* Start Extracted information *
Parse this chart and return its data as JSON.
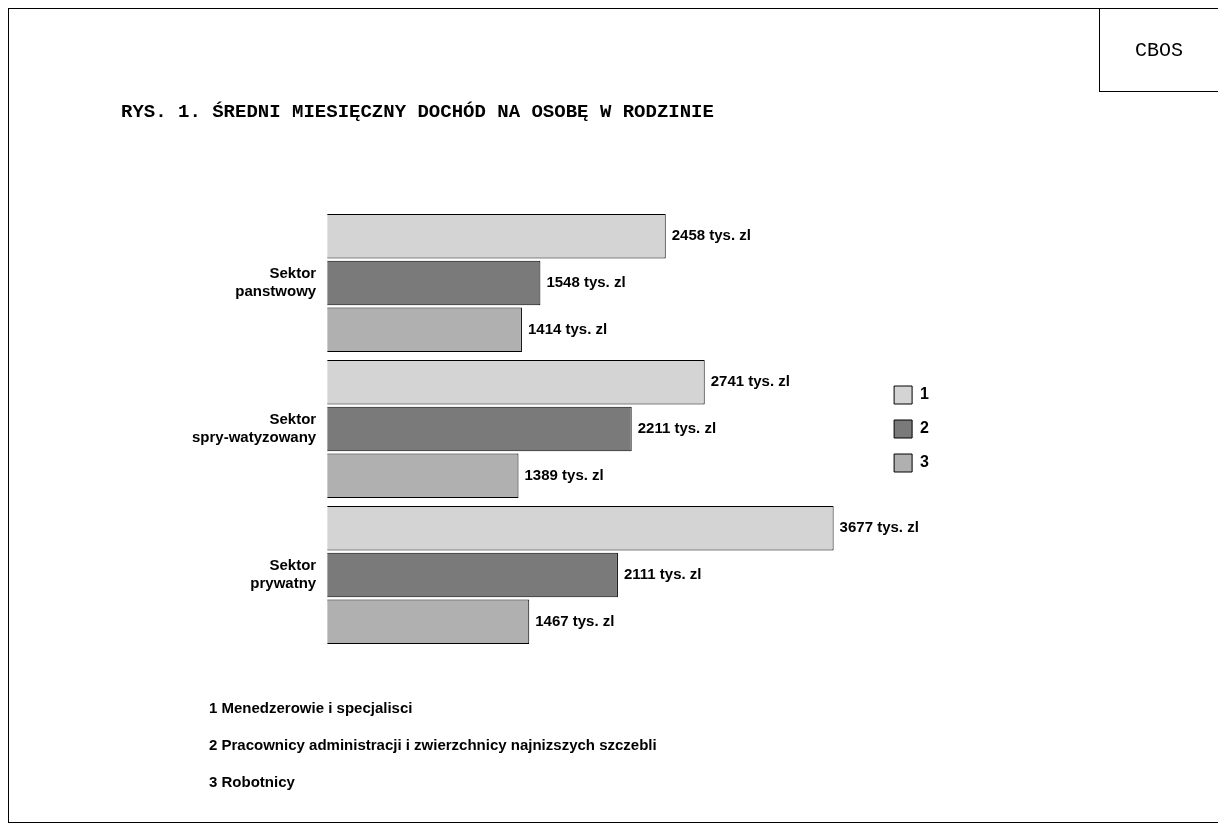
{
  "chart_data": {
    "type": "bar",
    "orientation": "horizontal",
    "title": "RYS. 1. ŚREDNI MIESIĘCZNY DOCHÓD NA OSOBĘ W RODZINIE",
    "categories": [
      "Sektor panstwowy",
      "Sektor spry-watyzowany",
      "Sektor prywatny"
    ],
    "series": [
      {
        "name": "1",
        "color": "#d4d4d4",
        "values": [
          2458,
          2741,
          3677
        ],
        "value_labels": [
          "2458 tys. zl",
          "2741 tys. zl",
          "3677 tys. zl"
        ]
      },
      {
        "name": "2",
        "color": "#7a7a7a",
        "values": [
          1548,
          2211,
          2111
        ],
        "value_labels": [
          "1548 tys. zl",
          "2211 tys. zl",
          "2111 tys. zl"
        ]
      },
      {
        "name": "3",
        "color": "#b0b0b0",
        "values": [
          1414,
          1389,
          1467
        ],
        "value_labels": [
          "1414 tys. zl",
          "1389 tys. zl",
          "1467 tys. zl"
        ]
      }
    ],
    "legend": "right",
    "annotations": [
      "CBOS",
      "1 Menedzerowie i specjalisci",
      "2 Pracownicy administracji i zwierzchnicy najnizszych szczebli",
      "3 Robotnicy"
    ]
  }
}
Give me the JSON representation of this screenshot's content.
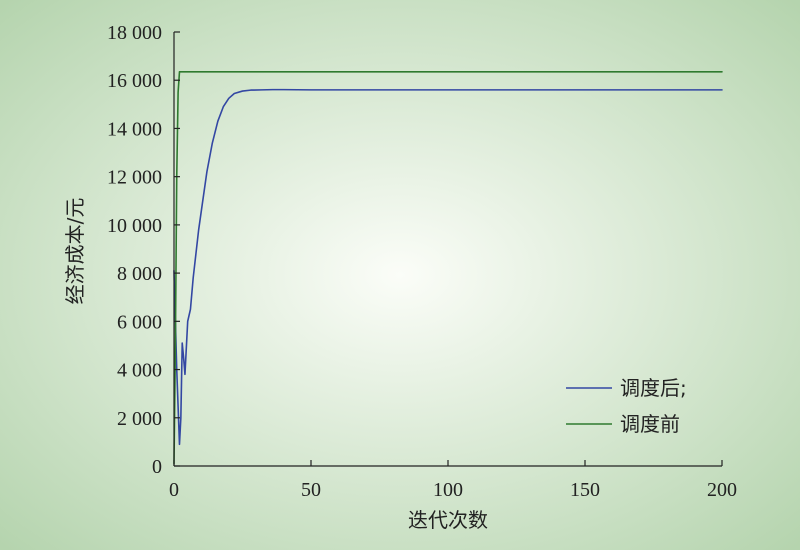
{
  "chart_data": {
    "type": "line",
    "title": "",
    "xlabel": "迭代次数",
    "ylabel": "经济成本/元",
    "xlim": [
      0,
      200
    ],
    "ylim": [
      0,
      18000
    ],
    "x_ticks": [
      0,
      50,
      100,
      150,
      200
    ],
    "x_tick_labels": [
      "0",
      "50",
      "100",
      "150",
      "200"
    ],
    "y_ticks": [
      0,
      2000,
      4000,
      6000,
      8000,
      10000,
      12000,
      14000,
      16000,
      18000
    ],
    "y_tick_labels": [
      "0",
      "2 000",
      "4 000",
      "6 000",
      "8 000",
      "10 000",
      "12 000",
      "14 000",
      "16 000",
      "18 000"
    ],
    "grid": false,
    "legend_position": "bottom-right",
    "background": {
      "center": "#fbfdf8",
      "edge": "#b5d4ae"
    },
    "series": [
      {
        "name": "调度后;",
        "color": "#3347a3",
        "x": [
          0,
          1,
          2,
          2.5,
          3,
          3.5,
          4,
          5,
          6,
          7,
          8,
          9,
          10,
          12,
          14,
          16,
          18,
          20,
          22,
          25,
          28,
          32,
          36,
          40,
          50,
          60,
          80,
          100,
          150,
          200
        ],
        "y": [
          8100,
          4000,
          900,
          2000,
          5100,
          4500,
          3800,
          6000,
          6500,
          7800,
          8800,
          9800,
          10600,
          12200,
          13400,
          14300,
          14900,
          15250,
          15450,
          15550,
          15590,
          15600,
          15610,
          15610,
          15600,
          15600,
          15600,
          15600,
          15600,
          15600
        ]
      },
      {
        "name": "调度前",
        "color": "#2f7a2f",
        "x": [
          0,
          0.5,
          1,
          1.5,
          2,
          3,
          50,
          100,
          150,
          200
        ],
        "y": [
          100,
          5000,
          12000,
          15500,
          16350,
          16350,
          16350,
          16350,
          16350,
          16350
        ]
      }
    ]
  }
}
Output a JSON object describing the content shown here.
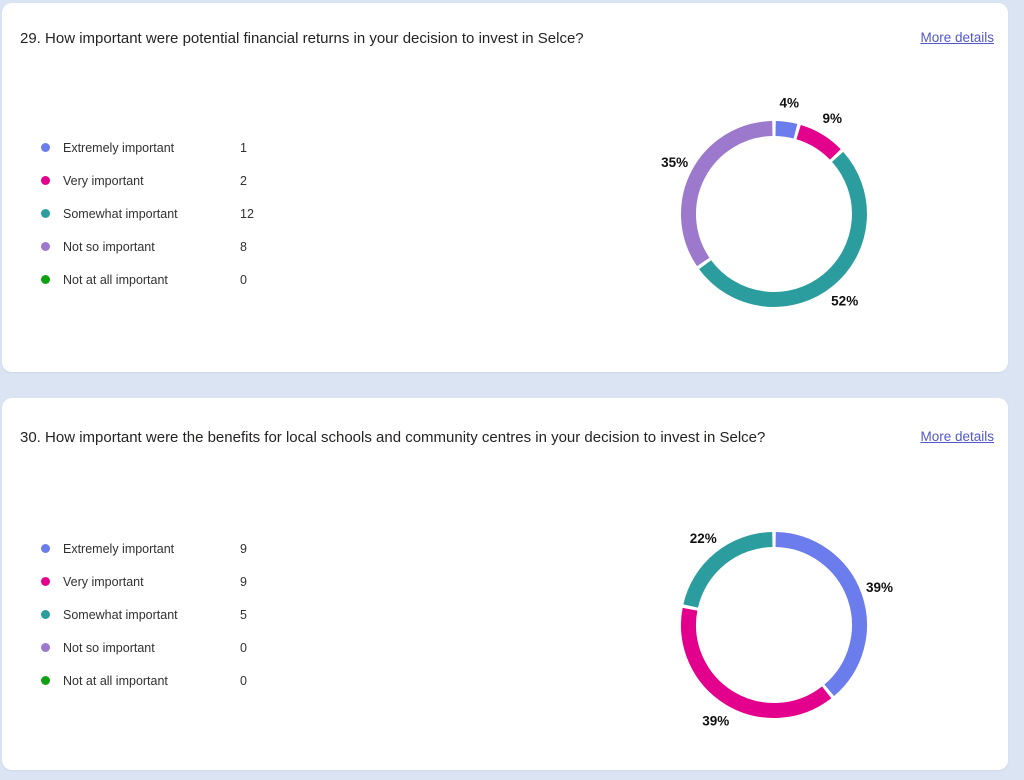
{
  "page": {
    "background_color": "#DBE4F2",
    "card_color": "#FFFFFF",
    "accent_link_color": "#5358C8"
  },
  "questions": [
    {
      "title": "29. How important were potential financial returns in your decision to invest in Selce?",
      "more_details": "More details",
      "options": [
        {
          "label": "Extremely important",
          "count": 1,
          "color": "#6B7CEC"
        },
        {
          "label": "Very important",
          "count": 2,
          "color": "#E3008C"
        },
        {
          "label": "Somewhat important",
          "count": 12,
          "color": "#2B9D9E"
        },
        {
          "label": "Not so important",
          "count": 8,
          "color": "#9C79CC"
        },
        {
          "label": "Not at all important",
          "count": 0,
          "color": "#0FA10F"
        }
      ],
      "chart_data": {
        "type": "pie",
        "donut": true,
        "title": "",
        "categories": [
          "Extremely important",
          "Very important",
          "Somewhat important",
          "Not so important",
          "Not at all important"
        ],
        "values": [
          1,
          2,
          12,
          8,
          0
        ],
        "percents": [
          4,
          9,
          52,
          35,
          0
        ],
        "percent_labels": [
          "4%",
          "9%",
          "52%",
          "35%",
          ""
        ],
        "colors": [
          "#6B7CEC",
          "#E3008C",
          "#2B9D9E",
          "#9C79CC",
          "#0FA10F"
        ],
        "legend_position": "left",
        "start_angle_deg": 0,
        "direction": "clockwise"
      }
    },
    {
      "title": "30. How important were the benefits for local schools and community centres in your decision to invest in Selce?",
      "more_details": "More details",
      "options": [
        {
          "label": "Extremely important",
          "count": 9,
          "color": "#6B7CEC"
        },
        {
          "label": "Very important",
          "count": 9,
          "color": "#E3008C"
        },
        {
          "label": "Somewhat important",
          "count": 5,
          "color": "#2B9D9E"
        },
        {
          "label": "Not so important",
          "count": 0,
          "color": "#9C79CC"
        },
        {
          "label": "Not at all important",
          "count": 0,
          "color": "#0FA10F"
        }
      ],
      "chart_data": {
        "type": "pie",
        "donut": true,
        "title": "",
        "categories": [
          "Extremely important",
          "Very important",
          "Somewhat important",
          "Not so important",
          "Not at all important"
        ],
        "values": [
          9,
          9,
          5,
          0,
          0
        ],
        "percents": [
          39,
          39,
          22,
          0,
          0
        ],
        "percent_labels": [
          "39%",
          "39%",
          "22%",
          "",
          ""
        ],
        "colors": [
          "#6B7CEC",
          "#E3008C",
          "#2B9D9E",
          "#9C79CC",
          "#0FA10F"
        ],
        "legend_position": "left",
        "start_angle_deg": 0,
        "direction": "clockwise"
      }
    }
  ]
}
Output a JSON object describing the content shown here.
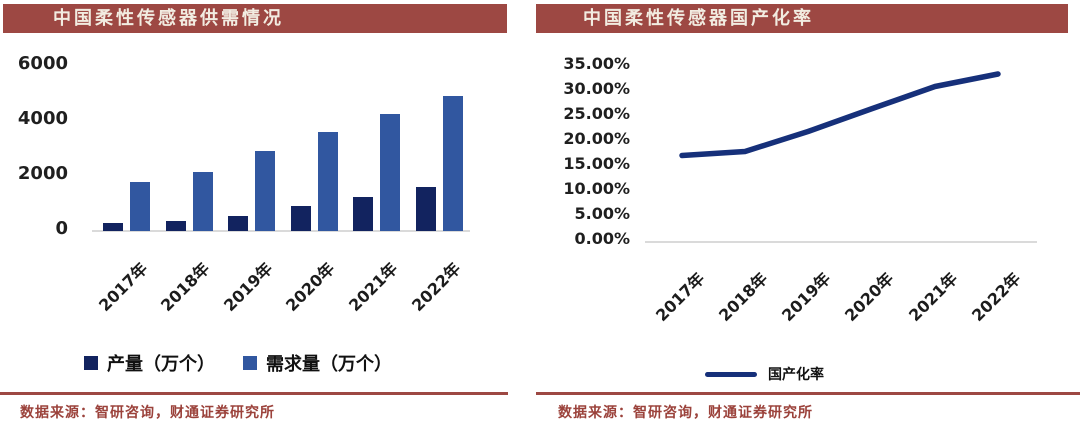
{
  "colors": {
    "header_bg": "#9d4843",
    "header_text": "#f2ece1",
    "source_text": "#9b423b",
    "divider": "#9d4843",
    "production_bar": "#12235f",
    "demand_bar": "#3157a0",
    "rate_line": "#16307a",
    "axis_text": "#1f1f1f",
    "baseline": "#dadada"
  },
  "chart_data": [
    {
      "id": "supply-demand",
      "type": "bar",
      "title": "中国柔性传感器供需情况",
      "categories": [
        "2017年",
        "2018年",
        "2019年",
        "2020年",
        "2021年",
        "2022年"
      ],
      "series": [
        {
          "name": "产量（万个）",
          "color": "#12235f",
          "values": [
            300,
            350,
            550,
            900,
            1250,
            1600
          ]
        },
        {
          "name": "需求量（万个）",
          "color": "#3157a0",
          "values": [
            1800,
            2150,
            2900,
            3600,
            4250,
            4900
          ]
        }
      ],
      "xlabel": "",
      "ylabel": "",
      "ylim": [
        0,
        6000
      ],
      "yticks": [
        0,
        2000,
        4000,
        6000
      ],
      "grid": false,
      "legend_position": "bottom",
      "source": "数据来源：智研咨询，财通证券研究所"
    },
    {
      "id": "localization-rate",
      "type": "line",
      "title": "中国柔性传感器国产化率",
      "categories": [
        "2017年",
        "2018年",
        "2019年",
        "2020年",
        "2021年",
        "2022年"
      ],
      "series": [
        {
          "name": "国产化率",
          "color": "#16307a",
          "values": [
            16.7,
            17.5,
            21.5,
            26.0,
            30.5,
            33.0
          ]
        }
      ],
      "unit": "%",
      "xlabel": "",
      "ylabel": "",
      "ylim": [
        0,
        35
      ],
      "yticks": [
        0,
        5,
        10,
        15,
        20,
        25,
        30,
        35
      ],
      "ytick_labels": [
        "0.00%",
        "5.00%",
        "10.00%",
        "15.00%",
        "20.00%",
        "25.00%",
        "30.00%",
        "35.00%"
      ],
      "grid": false,
      "legend_position": "bottom",
      "source": "数据来源：智研咨询，财通证券研究所"
    }
  ]
}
* End Extracted information *
*Work required:*
Locate and copy each line in the data above that includes the word "this".

*Exercise result:*
Parse this chart and return its data as JSON.
Give me the JSON representation of this screenshot's content.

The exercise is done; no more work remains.